Request
Repeat the material exactly, every line of it.

Extracted records
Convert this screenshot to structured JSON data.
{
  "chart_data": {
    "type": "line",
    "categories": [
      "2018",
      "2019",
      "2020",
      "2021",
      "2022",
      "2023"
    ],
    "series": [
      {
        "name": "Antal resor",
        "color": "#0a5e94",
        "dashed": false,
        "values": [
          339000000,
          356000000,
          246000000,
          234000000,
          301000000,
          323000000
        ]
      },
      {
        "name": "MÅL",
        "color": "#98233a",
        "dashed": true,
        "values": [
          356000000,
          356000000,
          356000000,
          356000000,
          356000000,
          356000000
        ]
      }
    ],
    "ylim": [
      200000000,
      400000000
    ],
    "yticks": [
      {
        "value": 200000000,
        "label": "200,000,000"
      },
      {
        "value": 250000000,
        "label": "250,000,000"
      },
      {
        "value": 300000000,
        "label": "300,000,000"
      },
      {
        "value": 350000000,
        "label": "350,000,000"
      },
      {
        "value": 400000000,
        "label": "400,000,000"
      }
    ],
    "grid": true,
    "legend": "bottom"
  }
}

Exercise solution
Convert this screenshot to structured JSON data.
{
  "chart_data": {
    "type": "line",
    "categories": [
      "2018",
      "2019",
      "2020",
      "2021",
      "2022",
      "2023"
    ],
    "series": [
      {
        "name": "Antal resor",
        "color": "#0a5e94",
        "dashed": false,
        "values": [
          339000000,
          356000000,
          246000000,
          234000000,
          301000000,
          323000000
        ]
      },
      {
        "name": "MÅL",
        "color": "#98233a",
        "dashed": true,
        "values": [
          356000000,
          356000000,
          356000000,
          356000000,
          356000000,
          356000000
        ]
      }
    ],
    "ylim": [
      200000000,
      400000000
    ],
    "yticks": [
      {
        "value": 200000000,
        "label": "200,000,000"
      },
      {
        "value": 250000000,
        "label": "250,000,000"
      },
      {
        "value": 300000000,
        "label": "300,000,000"
      },
      {
        "value": 350000000,
        "label": "350,000,000"
      },
      {
        "value": 400000000,
        "label": "400,000,000"
      }
    ],
    "grid": true,
    "legend": "bottom"
  }
}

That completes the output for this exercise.